Write out the data below in full, unchanged, minus the images.

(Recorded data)

▬▬▬

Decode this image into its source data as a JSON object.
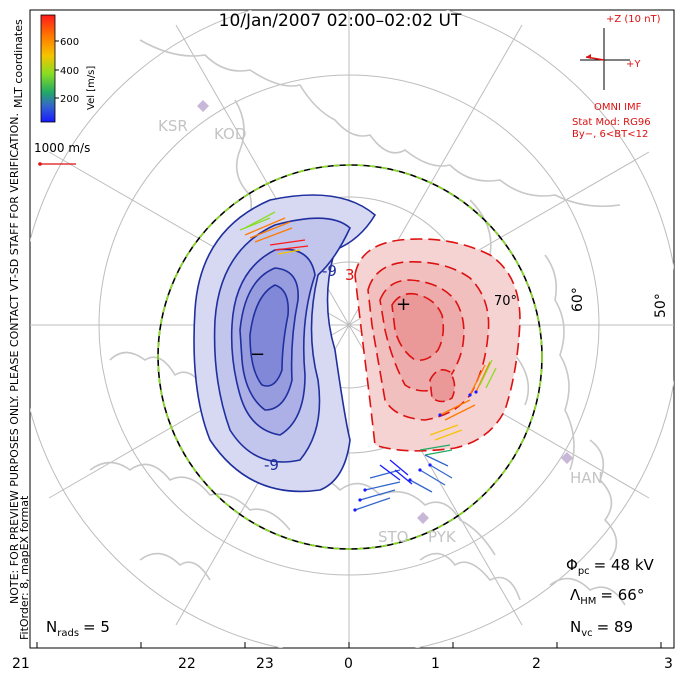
{
  "title": "10/Jan/2007 02:00–02:02 UT",
  "colorbar": {
    "label": "Vel [m/s]",
    "ticks": [
      "600",
      "400",
      "200"
    ],
    "colors": [
      "#ff1a1a",
      "#ff7a00",
      "#f5c400",
      "#88dd22",
      "#22aa66",
      "#3366cc",
      "#1a1aff"
    ]
  },
  "coord_label": "MLT coordinates",
  "scale_vector": "1000 m/s",
  "imf": {
    "bz_label": "+Z (10 nT)",
    "by_label": "+Y",
    "source": "OMNI IMF",
    "model": "Stat Mod: RG96",
    "condition": "By−, 6<BT<12"
  },
  "stations": [
    "KSR",
    "KOD",
    "STO",
    "PYK",
    "HAN"
  ],
  "contour_labels": {
    "neg": "-9",
    "neg2": "-9",
    "pos": "3"
  },
  "focus_markers": {
    "min": "−",
    "max": "+"
  },
  "latitude_labels": [
    "70°",
    "60°",
    "50°"
  ],
  "notes": {
    "preview": "NOTE: FOR PREVIEW PURPOSES ONLY. PLEASE CONTACT VT-SD STAFF FOR VERIFICATION.",
    "fit": "FitOrder: 8, mapEX format"
  },
  "stats": {
    "phi_symbol": "Φ",
    "phi_sub": "pc",
    "phi_value": "= 48 kV",
    "lambda_symbol": "Λ",
    "lambda_sub": "HM",
    "lambda_value": "= 66°",
    "nvc_symbol": "N",
    "nvc_sub": "vc",
    "nvc_value": "= 89",
    "nrads_symbol": "N",
    "nrads_sub": "rads",
    "nrads_value": "= 5"
  },
  "mlt_ticks": [
    "21",
    "22",
    "23",
    "0",
    "1",
    "2",
    "3"
  ]
}
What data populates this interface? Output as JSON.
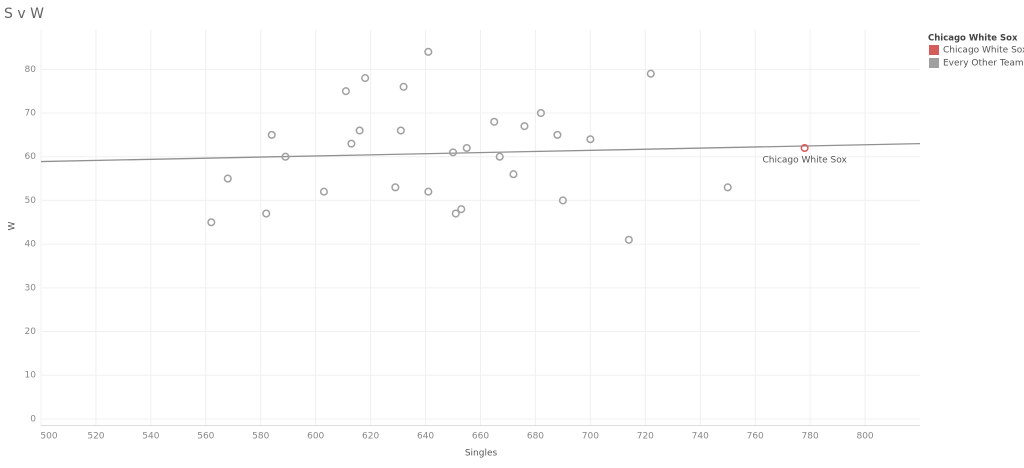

▬▬▬

### EXPECTED ANSWER
Decode this image into its source data as a JSON object.
{
  "title": "10/Jan/2007 02:00–02:02 UT",
  "colorbar": {
    "label": "Vel [m/s]",
    "ticks": [
      "600",
      "400",
      "200"
    ],
    "colors": [
      "#ff1a1a",
      "#ff7a00",
      "#f5c400",
      "#88dd22",
      "#22aa66",
      "#3366cc",
      "#1a1aff"
    ]
  },
  "coord_label": "MLT coordinates",
  "scale_vector": "1000 m/s",
  "imf": {
    "bz_label": "+Z (10 nT)",
    "by_label": "+Y",
    "source": "OMNI IMF",
    "model": "Stat Mod: RG96",
    "condition": "By−, 6<BT<12"
  },
  "stations": [
    "KSR",
    "KOD",
    "STO",
    "PYK",
    "HAN"
  ],
  "contour_labels": {
    "neg": "-9",
    "neg2": "-9",
    "pos": "3"
  },
  "focus_markers": {
    "min": "−",
    "max": "+"
  },
  "latitude_labels": [
    "70°",
    "60°",
    "50°"
  ],
  "notes": {
    "preview": "NOTE: FOR PREVIEW PURPOSES ONLY. PLEASE CONTACT VT-SD STAFF FOR VERIFICATION.",
    "fit": "FitOrder: 8, mapEX format"
  },
  "stats": {
    "phi_symbol": "Φ",
    "phi_sub": "pc",
    "phi_value": "= 48 kV",
    "lambda_symbol": "Λ",
    "lambda_sub": "HM",
    "lambda_value": "= 66°",
    "nvc_symbol": "N",
    "nvc_sub": "vc",
    "nvc_value": "= 89",
    "nrads_symbol": "N",
    "nrads_sub": "rads",
    "nrads_value": "= 5"
  },
  "mlt_ticks": [
    "21",
    "22",
    "23",
    "0",
    "1",
    "2",
    "3"
  ]
}
What data populates this interface? Output as JSON.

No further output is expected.